§ **Extract**
>>>>

The book's contents range from discussions of the grotesque shapelessness and immorality of spinach to the masterful tool that is the human jaw. Recipes include exotic and experimental eats like Thousand Year Old Eggs, Crayfish Consomme and Conger of the Rising Sun (which is an eel.)

Below we've included the recipe for Casanova Cocktail, a simple and not quite so bizarre option from the tome. Surrealism, we find, works better in art than in dining options.

CASANOVA COCKTAIL

The juice of 1 orange
1 tablespoon bitters (Campari)
1 teaspoon ginger
4 tablespoons brandy
2 tablespoons old brandy (Vielle Cure)
1 pinch Cayenne pepper

This is quite appropriate when circumstances such as exhaustion, overwork or simply excess of sobriety are calling for a pick-me-up.

Here is a well-tested recipe to fit the bill.

<<<<

§ **Written instruction A**
According to the extract on the cookbook, what is Conger of the Rising Sun?
The extract and the entries come from unrelated sources.

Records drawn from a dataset
>>>>

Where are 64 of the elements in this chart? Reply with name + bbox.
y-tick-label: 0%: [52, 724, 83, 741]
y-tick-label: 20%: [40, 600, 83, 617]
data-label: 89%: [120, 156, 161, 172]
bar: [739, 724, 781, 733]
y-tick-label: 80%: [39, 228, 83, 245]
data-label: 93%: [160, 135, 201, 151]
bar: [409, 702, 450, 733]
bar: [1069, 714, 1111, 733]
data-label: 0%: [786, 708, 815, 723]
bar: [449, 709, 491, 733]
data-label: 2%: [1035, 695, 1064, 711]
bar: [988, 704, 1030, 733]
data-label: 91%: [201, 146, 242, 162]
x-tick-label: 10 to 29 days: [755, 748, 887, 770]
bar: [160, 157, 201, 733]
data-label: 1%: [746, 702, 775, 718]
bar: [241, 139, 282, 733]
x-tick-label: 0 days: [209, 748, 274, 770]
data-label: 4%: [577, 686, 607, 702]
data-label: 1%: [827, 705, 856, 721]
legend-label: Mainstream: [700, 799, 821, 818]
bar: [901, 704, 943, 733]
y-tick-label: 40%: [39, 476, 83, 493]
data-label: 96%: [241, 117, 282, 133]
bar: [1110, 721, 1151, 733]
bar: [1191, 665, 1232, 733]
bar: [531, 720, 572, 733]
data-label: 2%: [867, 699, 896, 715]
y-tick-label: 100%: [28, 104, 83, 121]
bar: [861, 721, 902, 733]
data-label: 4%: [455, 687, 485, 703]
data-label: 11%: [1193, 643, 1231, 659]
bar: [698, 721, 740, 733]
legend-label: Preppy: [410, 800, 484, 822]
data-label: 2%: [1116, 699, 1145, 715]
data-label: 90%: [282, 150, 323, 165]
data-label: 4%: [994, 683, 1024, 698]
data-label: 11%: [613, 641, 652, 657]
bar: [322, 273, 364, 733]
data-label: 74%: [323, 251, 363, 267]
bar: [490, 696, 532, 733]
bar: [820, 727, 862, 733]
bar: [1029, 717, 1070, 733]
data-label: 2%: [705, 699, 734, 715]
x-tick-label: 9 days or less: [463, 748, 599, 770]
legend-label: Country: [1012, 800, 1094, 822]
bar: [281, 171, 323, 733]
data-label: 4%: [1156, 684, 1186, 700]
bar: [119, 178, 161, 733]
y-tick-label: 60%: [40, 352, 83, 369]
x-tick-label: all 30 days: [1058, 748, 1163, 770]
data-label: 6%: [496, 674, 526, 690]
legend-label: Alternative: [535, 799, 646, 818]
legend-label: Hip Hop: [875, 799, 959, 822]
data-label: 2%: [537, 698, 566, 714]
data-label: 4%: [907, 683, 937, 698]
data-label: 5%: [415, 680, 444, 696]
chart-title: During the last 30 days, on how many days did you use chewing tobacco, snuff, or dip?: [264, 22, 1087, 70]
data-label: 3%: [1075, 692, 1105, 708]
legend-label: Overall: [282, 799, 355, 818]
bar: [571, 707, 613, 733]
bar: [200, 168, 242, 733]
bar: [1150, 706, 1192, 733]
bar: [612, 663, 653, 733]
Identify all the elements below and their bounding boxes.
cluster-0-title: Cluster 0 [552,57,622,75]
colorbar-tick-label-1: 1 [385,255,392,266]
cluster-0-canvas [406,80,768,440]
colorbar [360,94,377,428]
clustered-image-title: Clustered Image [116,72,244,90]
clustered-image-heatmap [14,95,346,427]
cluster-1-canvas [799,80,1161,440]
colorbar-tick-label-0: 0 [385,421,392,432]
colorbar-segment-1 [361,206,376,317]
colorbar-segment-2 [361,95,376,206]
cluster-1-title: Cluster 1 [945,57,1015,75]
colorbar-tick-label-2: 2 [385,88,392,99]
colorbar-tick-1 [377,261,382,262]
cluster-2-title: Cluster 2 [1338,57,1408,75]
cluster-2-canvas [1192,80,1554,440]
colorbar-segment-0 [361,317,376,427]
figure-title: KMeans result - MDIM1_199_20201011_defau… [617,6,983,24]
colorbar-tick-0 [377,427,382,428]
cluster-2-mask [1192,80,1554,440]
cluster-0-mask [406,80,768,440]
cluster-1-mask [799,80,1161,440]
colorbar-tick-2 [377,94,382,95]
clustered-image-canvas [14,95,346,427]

<<<<

§ **Written instruction B**
In the entries, swap "data-label" for "value-label" in the lines from the first line of the entries through the line containing "x-tick-label: 10 to", and give those lines with nothing else changed.

§ **Worked solution A**
An eel.

§ **Worked solution B**
Where are 64 of the elements in this chart? Reply with name + bbox.
y-tick-label: 0%: [52, 724, 83, 741]
y-tick-label: 20%: [40, 600, 83, 617]
value-label: 89%: [120, 156, 161, 172]
bar: [739, 724, 781, 733]
y-tick-label: 80%: [39, 228, 83, 245]
value-label: 93%: [160, 135, 201, 151]
bar: [409, 702, 450, 733]
bar: [1069, 714, 1111, 733]
value-label: 0%: [786, 708, 815, 723]
bar: [449, 709, 491, 733]
value-label: 2%: [1035, 695, 1064, 711]
bar: [988, 704, 1030, 733]
value-label: 91%: [201, 146, 242, 162]
x-tick-label: 10 to 29 days: [755, 748, 887, 770]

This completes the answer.